GIVEN INSTRUCTION » Below are records. Count every line containing the word "意思相近即可" and give the number alone.

EXTRACTED INFORMATION »
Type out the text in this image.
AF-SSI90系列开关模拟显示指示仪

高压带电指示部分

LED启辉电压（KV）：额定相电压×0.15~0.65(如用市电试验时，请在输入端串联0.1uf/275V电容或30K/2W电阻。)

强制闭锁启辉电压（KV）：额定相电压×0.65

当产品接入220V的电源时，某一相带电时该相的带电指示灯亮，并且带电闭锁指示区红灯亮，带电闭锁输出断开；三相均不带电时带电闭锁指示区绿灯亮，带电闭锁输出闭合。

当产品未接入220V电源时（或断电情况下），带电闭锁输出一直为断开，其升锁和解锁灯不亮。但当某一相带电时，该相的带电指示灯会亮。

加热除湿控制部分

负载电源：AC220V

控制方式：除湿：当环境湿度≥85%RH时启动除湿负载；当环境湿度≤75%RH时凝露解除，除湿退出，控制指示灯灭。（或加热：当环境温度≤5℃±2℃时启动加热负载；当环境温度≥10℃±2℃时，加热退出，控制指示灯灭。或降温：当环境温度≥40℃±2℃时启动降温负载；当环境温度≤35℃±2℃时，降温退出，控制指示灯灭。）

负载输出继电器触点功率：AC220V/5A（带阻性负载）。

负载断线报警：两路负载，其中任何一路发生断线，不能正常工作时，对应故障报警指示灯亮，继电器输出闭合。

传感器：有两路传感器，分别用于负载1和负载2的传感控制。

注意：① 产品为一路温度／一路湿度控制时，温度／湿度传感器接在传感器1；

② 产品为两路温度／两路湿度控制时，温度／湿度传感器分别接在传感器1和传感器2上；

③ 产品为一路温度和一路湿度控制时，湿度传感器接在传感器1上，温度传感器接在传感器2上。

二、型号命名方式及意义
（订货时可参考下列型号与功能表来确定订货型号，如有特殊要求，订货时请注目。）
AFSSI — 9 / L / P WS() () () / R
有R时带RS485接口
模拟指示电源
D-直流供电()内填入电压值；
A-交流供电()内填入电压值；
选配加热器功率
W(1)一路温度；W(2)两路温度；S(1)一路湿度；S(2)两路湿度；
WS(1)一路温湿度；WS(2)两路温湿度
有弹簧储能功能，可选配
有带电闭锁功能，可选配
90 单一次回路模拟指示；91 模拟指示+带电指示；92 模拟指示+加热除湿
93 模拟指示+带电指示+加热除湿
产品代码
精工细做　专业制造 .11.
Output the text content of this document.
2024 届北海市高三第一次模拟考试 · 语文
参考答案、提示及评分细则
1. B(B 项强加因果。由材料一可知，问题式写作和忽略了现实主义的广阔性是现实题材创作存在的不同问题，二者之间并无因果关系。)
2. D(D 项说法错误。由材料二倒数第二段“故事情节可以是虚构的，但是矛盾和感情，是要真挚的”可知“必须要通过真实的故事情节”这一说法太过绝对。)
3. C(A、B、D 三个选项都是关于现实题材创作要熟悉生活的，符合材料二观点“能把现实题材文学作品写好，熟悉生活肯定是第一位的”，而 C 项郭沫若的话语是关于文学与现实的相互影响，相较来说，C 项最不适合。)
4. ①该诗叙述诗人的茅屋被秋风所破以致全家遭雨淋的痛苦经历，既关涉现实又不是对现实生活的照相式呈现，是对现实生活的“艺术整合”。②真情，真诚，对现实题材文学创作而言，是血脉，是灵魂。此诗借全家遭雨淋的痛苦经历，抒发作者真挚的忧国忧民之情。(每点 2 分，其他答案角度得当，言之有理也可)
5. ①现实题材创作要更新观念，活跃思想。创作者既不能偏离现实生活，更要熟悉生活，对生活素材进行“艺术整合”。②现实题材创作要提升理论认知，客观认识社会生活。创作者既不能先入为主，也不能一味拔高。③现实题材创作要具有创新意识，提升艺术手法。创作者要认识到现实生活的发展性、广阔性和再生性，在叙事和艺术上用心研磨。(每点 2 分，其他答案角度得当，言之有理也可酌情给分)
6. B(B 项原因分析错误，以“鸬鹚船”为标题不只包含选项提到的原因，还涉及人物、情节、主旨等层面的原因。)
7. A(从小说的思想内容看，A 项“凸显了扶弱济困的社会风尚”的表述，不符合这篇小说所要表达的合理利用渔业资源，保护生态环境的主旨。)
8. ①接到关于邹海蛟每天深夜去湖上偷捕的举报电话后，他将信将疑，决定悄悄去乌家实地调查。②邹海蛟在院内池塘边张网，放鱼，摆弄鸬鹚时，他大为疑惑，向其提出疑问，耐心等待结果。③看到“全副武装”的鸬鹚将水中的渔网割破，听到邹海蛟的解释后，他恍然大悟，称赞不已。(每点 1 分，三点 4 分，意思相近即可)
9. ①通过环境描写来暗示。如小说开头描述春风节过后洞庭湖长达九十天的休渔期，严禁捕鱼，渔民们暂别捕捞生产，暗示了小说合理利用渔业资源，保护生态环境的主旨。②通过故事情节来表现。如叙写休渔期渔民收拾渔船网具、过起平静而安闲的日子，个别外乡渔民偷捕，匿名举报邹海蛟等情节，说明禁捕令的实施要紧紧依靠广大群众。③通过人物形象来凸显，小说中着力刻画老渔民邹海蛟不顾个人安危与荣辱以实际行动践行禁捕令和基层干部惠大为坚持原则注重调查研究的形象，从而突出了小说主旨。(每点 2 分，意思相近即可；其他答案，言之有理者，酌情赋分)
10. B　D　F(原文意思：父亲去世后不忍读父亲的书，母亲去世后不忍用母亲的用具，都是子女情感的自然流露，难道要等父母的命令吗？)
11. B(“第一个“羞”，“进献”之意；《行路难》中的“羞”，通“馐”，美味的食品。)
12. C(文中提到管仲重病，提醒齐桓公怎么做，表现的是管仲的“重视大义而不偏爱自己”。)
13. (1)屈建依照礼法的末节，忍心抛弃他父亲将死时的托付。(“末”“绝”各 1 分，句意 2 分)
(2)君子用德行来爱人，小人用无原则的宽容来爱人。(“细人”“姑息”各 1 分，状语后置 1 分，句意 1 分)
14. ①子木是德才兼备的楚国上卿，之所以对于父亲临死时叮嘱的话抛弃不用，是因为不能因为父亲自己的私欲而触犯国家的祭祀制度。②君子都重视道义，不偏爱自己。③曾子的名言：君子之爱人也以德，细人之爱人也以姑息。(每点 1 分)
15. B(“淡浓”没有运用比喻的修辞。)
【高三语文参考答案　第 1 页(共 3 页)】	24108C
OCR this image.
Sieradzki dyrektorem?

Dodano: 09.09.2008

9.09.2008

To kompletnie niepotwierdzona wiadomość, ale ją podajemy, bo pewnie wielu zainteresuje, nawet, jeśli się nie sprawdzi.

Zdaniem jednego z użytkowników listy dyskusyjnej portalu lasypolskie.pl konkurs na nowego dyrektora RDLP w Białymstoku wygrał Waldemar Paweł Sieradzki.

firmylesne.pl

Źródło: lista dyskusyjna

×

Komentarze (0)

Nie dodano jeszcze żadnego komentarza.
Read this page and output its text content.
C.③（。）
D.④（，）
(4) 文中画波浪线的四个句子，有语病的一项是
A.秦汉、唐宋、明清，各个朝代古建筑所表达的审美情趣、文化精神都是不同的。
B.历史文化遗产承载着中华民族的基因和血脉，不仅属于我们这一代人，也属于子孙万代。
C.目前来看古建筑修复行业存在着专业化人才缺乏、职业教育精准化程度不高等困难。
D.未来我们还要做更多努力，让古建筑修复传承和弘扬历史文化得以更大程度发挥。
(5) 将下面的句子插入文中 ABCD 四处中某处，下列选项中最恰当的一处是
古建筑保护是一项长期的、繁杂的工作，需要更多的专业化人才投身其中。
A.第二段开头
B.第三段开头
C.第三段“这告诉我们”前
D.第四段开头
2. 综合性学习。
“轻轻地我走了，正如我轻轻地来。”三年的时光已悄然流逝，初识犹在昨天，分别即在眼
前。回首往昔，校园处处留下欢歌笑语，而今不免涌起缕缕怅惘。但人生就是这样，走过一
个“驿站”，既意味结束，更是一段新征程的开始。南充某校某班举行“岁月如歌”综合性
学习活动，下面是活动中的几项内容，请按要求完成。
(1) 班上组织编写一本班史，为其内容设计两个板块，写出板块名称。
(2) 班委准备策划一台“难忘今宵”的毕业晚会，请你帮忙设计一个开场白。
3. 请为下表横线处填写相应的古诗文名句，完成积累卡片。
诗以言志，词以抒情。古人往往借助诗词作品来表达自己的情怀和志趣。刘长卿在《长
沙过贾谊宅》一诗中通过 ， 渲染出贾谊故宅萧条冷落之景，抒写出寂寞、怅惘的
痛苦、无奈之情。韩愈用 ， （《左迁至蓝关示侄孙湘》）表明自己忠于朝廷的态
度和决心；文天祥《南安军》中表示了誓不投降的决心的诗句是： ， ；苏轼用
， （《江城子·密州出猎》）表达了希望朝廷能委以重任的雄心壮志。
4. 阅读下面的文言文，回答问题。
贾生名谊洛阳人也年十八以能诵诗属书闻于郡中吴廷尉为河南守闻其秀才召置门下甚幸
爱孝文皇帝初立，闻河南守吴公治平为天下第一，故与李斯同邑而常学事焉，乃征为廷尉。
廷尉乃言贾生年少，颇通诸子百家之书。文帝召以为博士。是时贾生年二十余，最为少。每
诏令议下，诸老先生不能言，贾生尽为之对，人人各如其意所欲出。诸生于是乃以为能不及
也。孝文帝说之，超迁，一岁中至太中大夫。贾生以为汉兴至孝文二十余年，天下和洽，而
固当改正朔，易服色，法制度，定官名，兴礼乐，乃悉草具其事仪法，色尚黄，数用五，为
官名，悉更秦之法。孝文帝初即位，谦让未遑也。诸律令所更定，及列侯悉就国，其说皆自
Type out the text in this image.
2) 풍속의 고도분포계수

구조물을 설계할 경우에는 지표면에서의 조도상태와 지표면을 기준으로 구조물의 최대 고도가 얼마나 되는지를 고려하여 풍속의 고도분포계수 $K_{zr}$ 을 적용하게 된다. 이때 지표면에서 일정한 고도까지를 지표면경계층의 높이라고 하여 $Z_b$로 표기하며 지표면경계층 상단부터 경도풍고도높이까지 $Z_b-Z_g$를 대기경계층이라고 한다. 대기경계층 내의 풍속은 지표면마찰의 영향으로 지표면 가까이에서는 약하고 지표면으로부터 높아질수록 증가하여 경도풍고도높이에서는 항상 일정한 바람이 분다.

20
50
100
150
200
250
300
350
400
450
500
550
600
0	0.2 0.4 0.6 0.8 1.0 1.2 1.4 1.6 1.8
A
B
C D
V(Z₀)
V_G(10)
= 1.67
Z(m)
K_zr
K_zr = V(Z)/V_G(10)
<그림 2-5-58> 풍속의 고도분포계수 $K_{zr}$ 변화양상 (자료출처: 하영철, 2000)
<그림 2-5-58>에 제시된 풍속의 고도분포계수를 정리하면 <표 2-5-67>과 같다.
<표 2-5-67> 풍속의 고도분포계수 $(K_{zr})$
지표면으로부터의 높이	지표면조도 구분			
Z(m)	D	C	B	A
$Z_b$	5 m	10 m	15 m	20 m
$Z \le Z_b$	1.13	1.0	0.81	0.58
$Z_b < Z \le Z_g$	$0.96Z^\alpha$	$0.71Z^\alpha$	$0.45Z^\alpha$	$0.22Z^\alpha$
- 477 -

SOLUTION TO THE PROBLEM » 2